In the listing below, pick out lines with "JSON".

--- ENTRIES SHOWN ---
-.-.-
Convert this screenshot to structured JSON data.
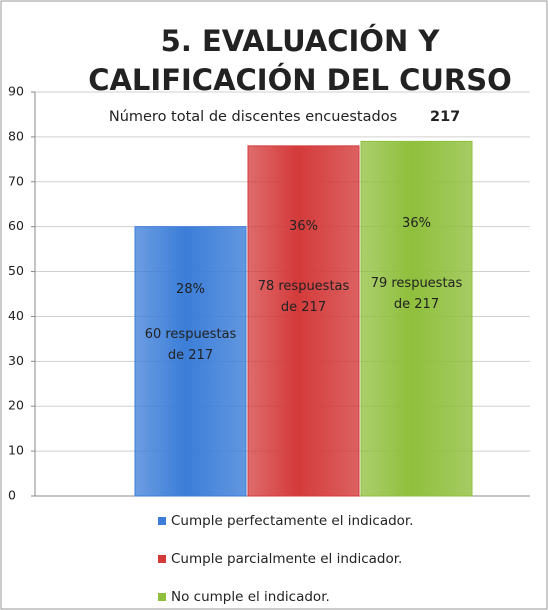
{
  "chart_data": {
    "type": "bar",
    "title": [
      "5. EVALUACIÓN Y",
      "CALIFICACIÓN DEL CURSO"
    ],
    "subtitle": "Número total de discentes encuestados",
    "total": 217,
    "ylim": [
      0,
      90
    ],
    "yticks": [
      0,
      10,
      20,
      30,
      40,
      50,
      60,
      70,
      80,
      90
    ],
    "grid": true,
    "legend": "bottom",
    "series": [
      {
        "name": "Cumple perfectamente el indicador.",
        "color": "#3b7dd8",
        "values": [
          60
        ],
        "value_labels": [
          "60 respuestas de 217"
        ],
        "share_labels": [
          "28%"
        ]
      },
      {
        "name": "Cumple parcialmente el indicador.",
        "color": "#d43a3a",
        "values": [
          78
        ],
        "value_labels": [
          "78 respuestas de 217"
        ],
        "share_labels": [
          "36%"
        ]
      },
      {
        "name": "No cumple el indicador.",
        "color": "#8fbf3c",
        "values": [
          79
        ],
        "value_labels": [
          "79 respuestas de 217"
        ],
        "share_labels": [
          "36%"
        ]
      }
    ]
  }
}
-.-.-
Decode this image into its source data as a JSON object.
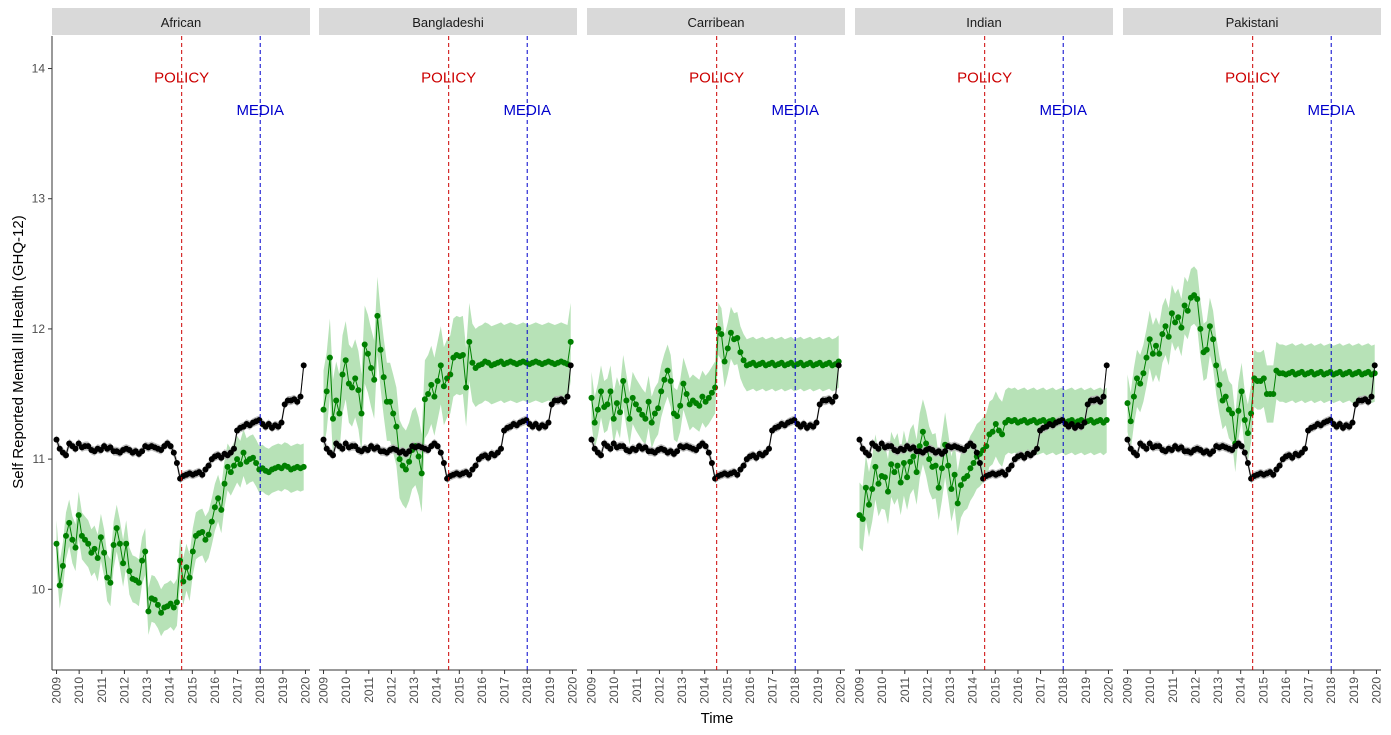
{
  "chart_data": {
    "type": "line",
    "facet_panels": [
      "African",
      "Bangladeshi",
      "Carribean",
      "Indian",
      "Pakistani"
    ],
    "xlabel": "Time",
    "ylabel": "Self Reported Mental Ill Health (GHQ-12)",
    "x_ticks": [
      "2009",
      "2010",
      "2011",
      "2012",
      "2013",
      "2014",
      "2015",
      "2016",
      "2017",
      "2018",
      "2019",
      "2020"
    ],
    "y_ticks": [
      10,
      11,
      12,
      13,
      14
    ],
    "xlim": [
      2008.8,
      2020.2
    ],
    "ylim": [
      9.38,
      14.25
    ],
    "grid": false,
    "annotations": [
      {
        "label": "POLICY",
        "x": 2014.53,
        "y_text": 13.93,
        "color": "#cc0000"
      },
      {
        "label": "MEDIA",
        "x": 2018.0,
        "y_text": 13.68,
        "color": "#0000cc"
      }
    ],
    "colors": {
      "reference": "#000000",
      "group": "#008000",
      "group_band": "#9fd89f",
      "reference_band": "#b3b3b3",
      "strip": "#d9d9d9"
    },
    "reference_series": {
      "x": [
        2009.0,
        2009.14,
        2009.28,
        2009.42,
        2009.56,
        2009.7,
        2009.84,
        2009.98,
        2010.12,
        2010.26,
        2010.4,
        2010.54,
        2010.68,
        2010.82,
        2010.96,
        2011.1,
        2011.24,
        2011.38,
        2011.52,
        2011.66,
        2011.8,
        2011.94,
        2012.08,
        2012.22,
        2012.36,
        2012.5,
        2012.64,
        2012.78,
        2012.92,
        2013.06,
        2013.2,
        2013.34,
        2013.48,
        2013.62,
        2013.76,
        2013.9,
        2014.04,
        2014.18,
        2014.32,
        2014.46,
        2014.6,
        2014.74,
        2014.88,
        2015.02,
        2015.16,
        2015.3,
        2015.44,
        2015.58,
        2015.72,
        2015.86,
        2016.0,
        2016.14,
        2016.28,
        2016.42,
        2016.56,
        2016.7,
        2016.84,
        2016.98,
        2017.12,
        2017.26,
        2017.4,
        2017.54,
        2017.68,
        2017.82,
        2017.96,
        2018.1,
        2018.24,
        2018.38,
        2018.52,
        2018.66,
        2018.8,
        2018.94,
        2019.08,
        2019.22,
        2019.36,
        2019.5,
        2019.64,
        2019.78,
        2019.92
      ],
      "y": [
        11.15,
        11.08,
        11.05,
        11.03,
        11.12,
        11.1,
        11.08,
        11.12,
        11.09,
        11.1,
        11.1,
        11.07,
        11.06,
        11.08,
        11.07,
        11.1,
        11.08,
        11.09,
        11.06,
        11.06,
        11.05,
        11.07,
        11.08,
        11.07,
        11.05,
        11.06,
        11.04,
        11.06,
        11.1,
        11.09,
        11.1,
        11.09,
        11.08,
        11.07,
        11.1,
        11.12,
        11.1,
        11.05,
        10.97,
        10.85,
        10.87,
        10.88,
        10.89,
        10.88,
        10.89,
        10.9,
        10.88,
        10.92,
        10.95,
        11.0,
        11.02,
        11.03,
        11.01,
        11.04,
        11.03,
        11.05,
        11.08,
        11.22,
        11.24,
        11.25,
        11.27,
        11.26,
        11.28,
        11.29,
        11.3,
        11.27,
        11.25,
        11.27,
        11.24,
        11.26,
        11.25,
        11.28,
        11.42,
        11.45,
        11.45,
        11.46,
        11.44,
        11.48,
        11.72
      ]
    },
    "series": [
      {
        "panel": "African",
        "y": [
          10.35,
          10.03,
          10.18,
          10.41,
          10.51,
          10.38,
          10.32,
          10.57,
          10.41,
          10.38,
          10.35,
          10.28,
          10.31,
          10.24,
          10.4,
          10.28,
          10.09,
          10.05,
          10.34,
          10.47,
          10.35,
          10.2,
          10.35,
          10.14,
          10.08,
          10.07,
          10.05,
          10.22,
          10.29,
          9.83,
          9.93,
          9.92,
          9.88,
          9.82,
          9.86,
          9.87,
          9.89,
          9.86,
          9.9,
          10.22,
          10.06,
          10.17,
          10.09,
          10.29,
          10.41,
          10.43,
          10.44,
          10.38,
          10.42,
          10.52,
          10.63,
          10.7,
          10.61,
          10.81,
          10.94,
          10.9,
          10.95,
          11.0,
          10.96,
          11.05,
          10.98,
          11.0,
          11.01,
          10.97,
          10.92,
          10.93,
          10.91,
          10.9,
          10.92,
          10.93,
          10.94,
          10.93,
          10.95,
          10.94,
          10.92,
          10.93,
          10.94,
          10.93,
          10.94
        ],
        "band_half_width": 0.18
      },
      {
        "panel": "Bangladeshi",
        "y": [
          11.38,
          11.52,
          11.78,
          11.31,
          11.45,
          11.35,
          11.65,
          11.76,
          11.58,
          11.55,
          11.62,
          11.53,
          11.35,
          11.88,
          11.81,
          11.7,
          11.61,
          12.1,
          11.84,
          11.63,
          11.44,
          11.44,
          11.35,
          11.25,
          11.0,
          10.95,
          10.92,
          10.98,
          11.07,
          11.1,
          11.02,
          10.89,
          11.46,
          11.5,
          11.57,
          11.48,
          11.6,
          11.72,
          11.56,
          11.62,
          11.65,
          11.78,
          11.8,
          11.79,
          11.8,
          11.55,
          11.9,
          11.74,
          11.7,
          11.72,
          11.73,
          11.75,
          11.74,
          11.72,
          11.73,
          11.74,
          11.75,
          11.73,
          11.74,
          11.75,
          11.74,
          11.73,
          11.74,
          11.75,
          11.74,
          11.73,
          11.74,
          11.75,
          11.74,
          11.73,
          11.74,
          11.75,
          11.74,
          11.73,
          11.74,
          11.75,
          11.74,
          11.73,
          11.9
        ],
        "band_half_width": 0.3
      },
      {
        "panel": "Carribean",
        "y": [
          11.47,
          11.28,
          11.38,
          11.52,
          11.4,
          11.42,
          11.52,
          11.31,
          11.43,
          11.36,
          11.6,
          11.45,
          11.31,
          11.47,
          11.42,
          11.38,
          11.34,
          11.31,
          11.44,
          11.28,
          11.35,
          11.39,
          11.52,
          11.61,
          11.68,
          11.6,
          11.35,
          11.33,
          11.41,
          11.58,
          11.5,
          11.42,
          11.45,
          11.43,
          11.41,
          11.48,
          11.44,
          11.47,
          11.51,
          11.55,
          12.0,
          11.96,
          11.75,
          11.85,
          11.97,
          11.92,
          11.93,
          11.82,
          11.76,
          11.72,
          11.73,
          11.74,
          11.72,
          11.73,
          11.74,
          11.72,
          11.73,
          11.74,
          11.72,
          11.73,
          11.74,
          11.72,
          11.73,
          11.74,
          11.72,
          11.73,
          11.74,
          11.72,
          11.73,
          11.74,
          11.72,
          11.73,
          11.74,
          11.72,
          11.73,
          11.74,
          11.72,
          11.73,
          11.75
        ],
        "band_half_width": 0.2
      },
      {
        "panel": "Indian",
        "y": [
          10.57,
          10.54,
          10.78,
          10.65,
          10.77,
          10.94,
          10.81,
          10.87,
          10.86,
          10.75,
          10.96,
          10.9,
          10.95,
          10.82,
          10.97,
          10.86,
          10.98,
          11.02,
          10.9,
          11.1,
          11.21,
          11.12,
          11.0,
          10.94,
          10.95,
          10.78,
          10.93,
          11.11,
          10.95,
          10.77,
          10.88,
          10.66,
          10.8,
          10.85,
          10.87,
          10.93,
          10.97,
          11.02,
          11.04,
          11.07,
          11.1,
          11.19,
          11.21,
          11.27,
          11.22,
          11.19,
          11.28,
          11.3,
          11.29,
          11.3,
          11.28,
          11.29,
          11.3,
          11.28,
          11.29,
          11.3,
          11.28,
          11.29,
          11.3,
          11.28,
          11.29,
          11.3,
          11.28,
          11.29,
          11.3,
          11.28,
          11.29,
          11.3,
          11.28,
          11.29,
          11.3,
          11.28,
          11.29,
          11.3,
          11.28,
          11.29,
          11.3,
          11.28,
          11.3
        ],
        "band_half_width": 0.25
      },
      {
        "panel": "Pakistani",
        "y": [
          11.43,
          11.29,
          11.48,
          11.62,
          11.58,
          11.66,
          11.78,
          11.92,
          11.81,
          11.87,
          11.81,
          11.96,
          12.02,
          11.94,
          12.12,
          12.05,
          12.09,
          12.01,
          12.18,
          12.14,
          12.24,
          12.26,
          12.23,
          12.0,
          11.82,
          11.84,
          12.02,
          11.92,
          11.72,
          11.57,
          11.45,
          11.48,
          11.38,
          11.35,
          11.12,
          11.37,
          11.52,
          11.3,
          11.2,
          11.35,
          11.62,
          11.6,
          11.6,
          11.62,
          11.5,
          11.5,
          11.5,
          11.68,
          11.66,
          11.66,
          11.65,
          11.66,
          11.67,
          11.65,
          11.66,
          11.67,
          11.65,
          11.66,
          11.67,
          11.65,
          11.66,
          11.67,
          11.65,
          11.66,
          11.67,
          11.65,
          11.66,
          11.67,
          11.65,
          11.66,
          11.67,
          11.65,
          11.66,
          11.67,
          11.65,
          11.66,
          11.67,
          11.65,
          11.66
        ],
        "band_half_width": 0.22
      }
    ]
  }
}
-.-.-
--- ANSWER TO THIS PROBLEM ---
Convert this screenshot to structured JSON data.
Decode this image into its source data as a JSON object.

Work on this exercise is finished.